Pull out the lines of the material below from the line with "tab-home[interactable]: 开始 xyxy=(38,22,64,36)" to the line with "shape-item[interactable] xyxy=(204,339,213,348)", both included, and reproduce them unchanged.

** Start **

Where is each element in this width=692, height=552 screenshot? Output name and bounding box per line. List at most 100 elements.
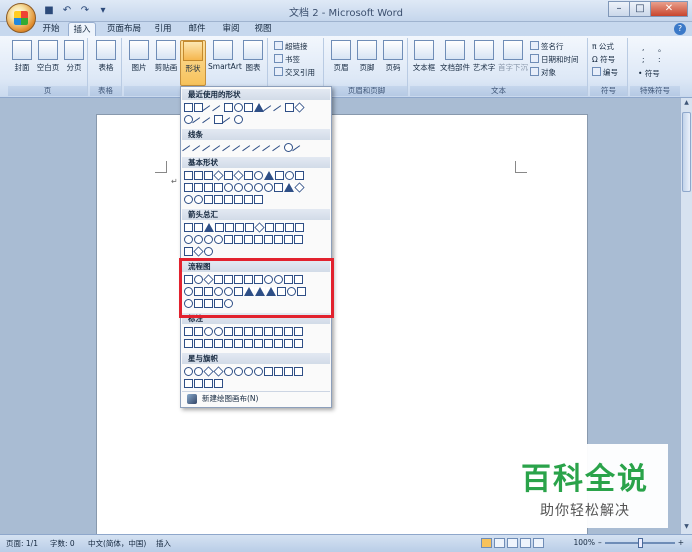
tab-home[interactable]: 开始 xyxy=(38,22,64,36)
picture-button[interactable]: 图片 xyxy=(126,40,152,73)
shape-item[interactable] xyxy=(254,339,263,348)
shape-item[interactable] xyxy=(292,145,305,158)
shape-item[interactable] xyxy=(204,339,213,348)
quick-parts-button[interactable]: 文档部件 xyxy=(440,40,470,73)
shape-item[interactable] xyxy=(284,367,293,376)
blank-page-button[interactable]: 空白页 xyxy=(35,40,61,73)
shape-item[interactable] xyxy=(294,367,303,376)
shape-item[interactable] xyxy=(213,170,224,181)
drop-cap-button[interactable]: 首字下沉 xyxy=(498,40,528,73)
shape-item[interactable] xyxy=(234,183,243,192)
shape-item[interactable] xyxy=(234,195,243,204)
vertical-scrollbar[interactable]: ▲ ▼ xyxy=(680,98,692,534)
shape-item[interactable] xyxy=(184,247,193,256)
wordart-button[interactable]: 艺术字 xyxy=(470,40,498,73)
tab-page-layout[interactable]: 页面布局 xyxy=(104,22,144,36)
text-box-button[interactable]: 文本框 xyxy=(410,40,438,73)
shape-item[interactable] xyxy=(264,183,273,192)
shape-item[interactable] xyxy=(264,339,273,348)
shape-item[interactable] xyxy=(214,195,223,204)
shape-item[interactable] xyxy=(234,115,243,124)
shape-item[interactable] xyxy=(284,183,294,192)
shape-item[interactable] xyxy=(224,339,233,348)
shape-item[interactable] xyxy=(272,145,285,158)
shape-item[interactable] xyxy=(264,235,273,244)
shape-item[interactable] xyxy=(233,170,244,181)
shape-item[interactable] xyxy=(254,183,263,192)
shape-item[interactable] xyxy=(234,235,243,244)
shape-item[interactable] xyxy=(234,103,243,112)
shape-item[interactable] xyxy=(184,183,193,192)
numbering-button[interactable]: 编号 xyxy=(592,67,618,78)
zoom-slider-thumb[interactable] xyxy=(637,537,643,548)
special-comma[interactable]: , xyxy=(642,43,644,52)
shape-item[interactable] xyxy=(284,235,293,244)
shape-item[interactable] xyxy=(275,171,284,180)
cross-reference-button[interactable]: 交叉引用 xyxy=(274,67,315,78)
shape-item[interactable] xyxy=(184,339,193,348)
shape-item[interactable] xyxy=(285,103,294,112)
close-button[interactable]: ✕ xyxy=(650,1,688,17)
shape-item[interactable] xyxy=(184,235,193,244)
shape-item[interactable] xyxy=(274,339,283,348)
special-symbol-button[interactable]: • 符号 xyxy=(638,68,660,79)
shape-item[interactable] xyxy=(254,367,263,376)
shape-item[interactable] xyxy=(194,223,203,232)
shape-item[interactable] xyxy=(204,223,214,232)
shape-item[interactable] xyxy=(285,223,294,232)
shape-item[interactable] xyxy=(275,223,284,232)
full-screen-view-icon[interactable] xyxy=(494,538,505,548)
shape-item[interactable] xyxy=(274,235,283,244)
maximize-button[interactable]: □ xyxy=(629,1,651,17)
special-colon[interactable]: : xyxy=(658,55,661,64)
shape-item[interactable] xyxy=(224,327,233,336)
shape-item[interactable] xyxy=(264,171,274,180)
clip-art-button[interactable]: 剪贴画 xyxy=(153,40,179,73)
shape-item[interactable] xyxy=(245,223,254,232)
shape-item[interactable] xyxy=(235,223,244,232)
shape-item[interactable] xyxy=(244,103,253,112)
shape-item[interactable] xyxy=(295,171,304,180)
shapes-button[interactable]: 形状 xyxy=(180,40,206,86)
shape-item[interactable] xyxy=(224,171,233,180)
smartart-button[interactable]: SmartArt xyxy=(208,40,242,71)
tab-view[interactable]: 视图 xyxy=(250,22,276,36)
shape-item[interactable] xyxy=(184,223,193,232)
scroll-down-icon[interactable]: ▼ xyxy=(682,523,691,533)
shape-item[interactable] xyxy=(234,327,243,336)
signature-line-button[interactable]: 签名行 xyxy=(530,41,564,52)
shape-item[interactable] xyxy=(193,246,204,257)
scroll-up-icon[interactable]: ▲ xyxy=(682,99,691,109)
shape-item[interactable] xyxy=(194,235,203,244)
shape-item[interactable] xyxy=(204,171,213,180)
shape-item[interactable] xyxy=(204,195,213,204)
scroll-thumb[interactable] xyxy=(682,112,691,192)
shape-item[interactable] xyxy=(294,339,303,348)
tab-references[interactable]: 引用 xyxy=(150,22,176,36)
shape-item[interactable] xyxy=(204,379,213,388)
shape-item[interactable] xyxy=(274,183,283,192)
shape-item[interactable] xyxy=(224,367,233,376)
shape-item[interactable] xyxy=(244,339,253,348)
zoom-in-button[interactable]: + xyxy=(678,538,684,547)
table-button[interactable]: 表格 xyxy=(93,40,119,73)
shape-item[interactable] xyxy=(215,223,224,232)
help-icon[interactable]: ? xyxy=(674,23,686,35)
shape-item[interactable] xyxy=(274,367,283,376)
date-time-button[interactable]: 日期和时间 xyxy=(530,54,579,65)
page-break-button[interactable]: 分页 xyxy=(61,40,87,73)
special-semicolon[interactable]: ; xyxy=(642,55,645,64)
shape-item[interactable] xyxy=(194,379,203,388)
shape-item[interactable] xyxy=(184,379,193,388)
shape-item[interactable] xyxy=(224,195,233,204)
shape-item[interactable] xyxy=(294,327,303,336)
shape-item[interactable] xyxy=(214,339,223,348)
shape-item[interactable] xyxy=(203,366,214,377)
shape-item[interactable] xyxy=(222,117,235,130)
symbol-button[interactable]: Ω 符号 xyxy=(592,54,615,65)
shape-item[interactable] xyxy=(234,339,243,348)
shape-item[interactable] xyxy=(244,367,253,376)
shape-item[interactable] xyxy=(204,327,213,336)
shape-item[interactable] xyxy=(254,222,265,233)
shape-item[interactable] xyxy=(274,327,283,336)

** End **

Task response:
tab-home[interactable]: 开始 xyxy=(38,22,64,36)
picture-button[interactable]: 图片 xyxy=(126,40,152,73)
shape-item[interactable] xyxy=(254,339,263,348)
shape-item[interactable] xyxy=(292,145,305,158)
shape-item[interactable] xyxy=(204,339,213,348)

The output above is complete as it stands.